■ **Work instructions**
Here are some entries; quote each one exactly.

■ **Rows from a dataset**
____________

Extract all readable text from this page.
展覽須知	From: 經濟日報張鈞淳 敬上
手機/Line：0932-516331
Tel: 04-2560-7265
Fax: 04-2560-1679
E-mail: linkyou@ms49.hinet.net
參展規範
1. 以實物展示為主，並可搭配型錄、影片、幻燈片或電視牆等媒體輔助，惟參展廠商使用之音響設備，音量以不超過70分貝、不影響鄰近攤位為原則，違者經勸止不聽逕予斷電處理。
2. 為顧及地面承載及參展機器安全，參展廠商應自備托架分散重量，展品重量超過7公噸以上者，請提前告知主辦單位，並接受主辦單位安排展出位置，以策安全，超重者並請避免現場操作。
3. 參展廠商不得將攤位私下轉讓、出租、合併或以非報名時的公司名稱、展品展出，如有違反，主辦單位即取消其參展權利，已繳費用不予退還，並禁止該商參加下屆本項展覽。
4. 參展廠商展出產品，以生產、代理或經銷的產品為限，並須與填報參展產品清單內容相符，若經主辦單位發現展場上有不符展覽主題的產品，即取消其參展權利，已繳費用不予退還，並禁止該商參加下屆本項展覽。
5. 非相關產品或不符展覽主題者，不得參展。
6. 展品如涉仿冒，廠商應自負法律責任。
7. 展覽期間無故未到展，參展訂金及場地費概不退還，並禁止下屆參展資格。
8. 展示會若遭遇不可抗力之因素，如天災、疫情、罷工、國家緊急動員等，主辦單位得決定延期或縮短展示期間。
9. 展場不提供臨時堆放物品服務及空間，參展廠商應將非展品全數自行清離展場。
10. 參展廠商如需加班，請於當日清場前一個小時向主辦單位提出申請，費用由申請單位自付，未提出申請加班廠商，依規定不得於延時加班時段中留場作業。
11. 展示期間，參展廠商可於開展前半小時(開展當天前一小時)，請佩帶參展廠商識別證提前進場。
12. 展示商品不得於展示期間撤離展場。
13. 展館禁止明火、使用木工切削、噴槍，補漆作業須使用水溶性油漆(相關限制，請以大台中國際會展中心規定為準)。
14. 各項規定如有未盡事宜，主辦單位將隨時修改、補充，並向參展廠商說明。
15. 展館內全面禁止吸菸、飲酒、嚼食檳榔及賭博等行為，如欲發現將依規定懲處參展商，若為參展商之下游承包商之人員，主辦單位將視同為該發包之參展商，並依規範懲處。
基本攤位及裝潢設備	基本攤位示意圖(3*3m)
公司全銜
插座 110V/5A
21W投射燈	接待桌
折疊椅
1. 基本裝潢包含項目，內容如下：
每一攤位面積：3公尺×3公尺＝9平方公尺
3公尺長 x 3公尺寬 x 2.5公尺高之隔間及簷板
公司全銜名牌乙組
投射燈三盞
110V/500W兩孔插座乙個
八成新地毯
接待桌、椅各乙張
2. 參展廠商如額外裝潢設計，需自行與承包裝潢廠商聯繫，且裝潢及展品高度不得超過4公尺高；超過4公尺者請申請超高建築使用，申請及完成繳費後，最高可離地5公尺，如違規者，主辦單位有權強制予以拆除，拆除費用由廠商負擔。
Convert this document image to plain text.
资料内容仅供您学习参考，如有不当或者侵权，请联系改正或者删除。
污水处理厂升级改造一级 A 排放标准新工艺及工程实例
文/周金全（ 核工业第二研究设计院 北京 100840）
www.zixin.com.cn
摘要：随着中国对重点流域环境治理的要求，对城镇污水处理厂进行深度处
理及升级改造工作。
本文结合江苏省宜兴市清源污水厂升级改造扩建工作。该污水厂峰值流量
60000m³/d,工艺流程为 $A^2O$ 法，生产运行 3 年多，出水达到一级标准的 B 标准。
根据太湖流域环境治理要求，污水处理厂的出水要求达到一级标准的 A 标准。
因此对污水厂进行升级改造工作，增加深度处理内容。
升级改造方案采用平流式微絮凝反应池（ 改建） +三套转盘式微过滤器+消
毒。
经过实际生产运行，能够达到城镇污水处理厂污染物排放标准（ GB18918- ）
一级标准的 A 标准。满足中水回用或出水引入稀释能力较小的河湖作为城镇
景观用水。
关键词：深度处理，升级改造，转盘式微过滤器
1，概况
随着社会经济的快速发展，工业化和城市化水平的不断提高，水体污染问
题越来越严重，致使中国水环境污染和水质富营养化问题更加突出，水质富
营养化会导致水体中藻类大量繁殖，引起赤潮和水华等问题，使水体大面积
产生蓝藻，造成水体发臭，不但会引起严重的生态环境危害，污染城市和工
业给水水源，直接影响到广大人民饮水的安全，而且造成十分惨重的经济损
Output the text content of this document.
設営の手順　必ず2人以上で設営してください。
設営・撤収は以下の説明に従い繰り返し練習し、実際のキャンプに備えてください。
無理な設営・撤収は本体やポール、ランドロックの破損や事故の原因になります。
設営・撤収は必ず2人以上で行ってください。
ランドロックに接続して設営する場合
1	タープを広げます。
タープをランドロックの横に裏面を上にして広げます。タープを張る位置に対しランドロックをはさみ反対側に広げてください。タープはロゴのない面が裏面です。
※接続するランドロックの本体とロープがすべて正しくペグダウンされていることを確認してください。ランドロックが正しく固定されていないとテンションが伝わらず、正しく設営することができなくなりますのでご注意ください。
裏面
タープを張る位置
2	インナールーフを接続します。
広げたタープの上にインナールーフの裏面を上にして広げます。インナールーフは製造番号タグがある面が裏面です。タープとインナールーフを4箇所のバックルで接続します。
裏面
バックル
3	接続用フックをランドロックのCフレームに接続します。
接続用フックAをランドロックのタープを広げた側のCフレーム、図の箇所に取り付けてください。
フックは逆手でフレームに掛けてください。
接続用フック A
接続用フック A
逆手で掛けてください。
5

____________

■ **Response to the task**
Extract all readable text from this page.
展覽須知	From: 經濟日報張鈞淳 敬上
手機/Line：0932-516331
Tel: 04-2560-7265
Fax: 04-2560-1679
E-mail: linkyou@ms49.hinet.net
參展規範
1. 以實物展示為主，並可搭配型錄、影片、幻燈片或電視牆等媒體輔助，惟參展廠商使用之音響設備，音量以不超過70分貝、不影響鄰近攤位為原則，違者經勸止不聽逕予斷電處理。
2. 為顧及地面承載及參展機器安全，參展廠商應自備托架分散重量，展品重量超過7公噸以上者，請提前告知主辦單位，並接受主辦單位安排展出位置，以策安全，超重者並請避免現場操作。
3. 參展廠商不得將攤位私下轉讓、出租、合併或以非報名時的公司名稱、展品展出，如有違反，主辦單位即取消其參展權利，已繳費用不予退還，並禁止該商參加下屆本項展覽。
4. 參展廠商展出產品，以生產、代理或經銷的產品為限，並須與填報參展產品清單內容相符，若經主辦單位發現展場上有不符展覽主題的產品，即取消其參展權利，已繳費用不予退還，並禁止該商參加下屆本項展覽。
5. 非相關產品或不符展覽主題者，不得參展。
6. 展品如涉仿冒，廠商應自負法律責任。
7. 展覽期間無故未到展，參展訂金及場地費概不退還，並禁止下屆參展資格。
8. 展示會若遭遇不可抗力之因素，如天災、疫情、罷工、國家緊急動員等，主辦單位得決定延期或縮短展示期間。
9. 展場不提供臨時堆放物品服務及空間，參展廠商應將非展品全數自行清離展場。
10. 參展廠商如需加班，請於當日清場前一個小時向主辦單位提出申請，費用由申請單位自付，未提出申請加班廠商，依規定不得於延時加班時段中留場作業。
11. 展示期間，參展廠商可於開展前半小時(開展當天前一小時)，請佩帶參展廠商識別證提前進場。
12. 展示商品不得於展示期間撤離展場。
13. 展館禁止明火、使用木工切削、噴槍，補漆作業須使用水溶性油漆(相關限制，請以大台中國際會展中心規定為準)。
14. 各項規定如有未盡事宜，主辦單位將隨時修改、補充，並向參展廠商說明。
15. 展館內全面禁止吸菸、飲酒、嚼食檳榔及賭博等行為，如欲發現將依規定懲處參展商，若為參展商之下游承包商之人員，主辦單位將視同為該發包之參展商，並依規範懲處。
基本攤位及裝潢設備	基本攤位示意圖(3*3m)
公司全銜
插座 110V/5A
21W投射燈	接待桌
折疊椅
1. 基本裝潢包含項目，內容如下：
每一攤位面積：3公尺×3公尺＝9平方公尺
3公尺長 x 3公尺寬 x 2.5公尺高之隔間及簷板
公司全銜名牌乙組
投射燈三盞
110V/500W兩孔插座乙個
八成新地毯
接待桌、椅各乙張
2. 參展廠商如額外裝潢設計，需自行與承包裝潢廠商聯繫，且裝潢及展品高度不得超過4公尺高；超過4公尺者請申請超高建築使用，申請及完成繳費後，最高可離地5公尺，如違規者，主辦單位有權強制予以拆除，拆除費用由廠商負擔。
Convert this document image to plain text.
资料内容仅供您学习参考，如有不当或者侵权，请联系改正或者删除。
污水处理厂升级改造一级 A 排放标准新工艺及工程实例
文/周金全（ 核工业第二研究设计院 北京 100840）
www.zixin.com.cn
摘要：随着中国对重点流域环境治理的要求，对城镇污水处理厂进行深度处
理及升级改造工作。
本文结合江苏省宜兴市清源污水厂升级改造扩建工作。该污水厂峰值流量
60000m³/d,工艺流程为 $A^2O$ 法，生产运行 3 年多，出水达到一级标准的 B 标准。
根据太湖流域环境治理要求，污水处理厂的出水要求达到一级标准的 A 标准。
因此对污水厂进行升级改造工作，增加深度处理内容。
升级改造方案采用平流式微絮凝反应池（ 改建） +三套转盘式微过滤器+消
毒。
经过实际生产运行，能够达到城镇污水处理厂污染物排放标准（ GB18918- ）
一级标准的 A 标准。满足中水回用或出水引入稀释能力较小的河湖作为城镇
景观用水。
关键词：深度处理，升级改造，转盘式微过滤器
1，概况
随着社会经济的快速发展，工业化和城市化水平的不断提高，水体污染问
题越来越严重，致使中国水环境污染和水质富营养化问题更加突出，水质富
营养化会导致水体中藻类大量繁殖，引起赤潮和水华等问题，使水体大面积
产生蓝藻，造成水体发臭，不但会引起严重的生态环境危害，污染城市和工
业给水水源，直接影响到广大人民饮水的安全，而且造成十分惨重的经济损
Output the text content of this document.
設営の手順　必ず2人以上で設営してください。
設営・撤収は以下の説明に従い繰り返し練習し、実際のキャンプに備えてください。
無理な設営・撤収は本体やポール、ランドロックの破損や事故の原因になります。
設営・撤収は必ず2人以上で行ってください。
ランドロックに接続して設営する場合
1	タープを広げます。
タープをランドロックの横に裏面を上にして広げます。タープを張る位置に対しランドロックをはさみ反対側に広げてください。タープはロゴのない面が裏面です。
※接続するランドロックの本体とロープがすべて正しくペグダウンされていることを確認してください。ランドロックが正しく固定されていないとテンションが伝わらず、正しく設営することができなくなりますのでご注意ください。
裏面
タープを張る位置
2	インナールーフを接続します。
広げたタープの上にインナールーフの裏面を上にして広げます。インナールーフは製造番号タグがある面が裏面です。タープとインナールーフを4箇所のバックルで接続します。
裏面
バックル
3	接続用フックをランドロックのCフレームに接続します。
接続用フックAをランドロックのタープを広げた側のCフレーム、図の箇所に取り付けてください。
フックは逆手でフレームに掛けてください。
接続用フック A
接続用フック A
逆手で掛けてください。
5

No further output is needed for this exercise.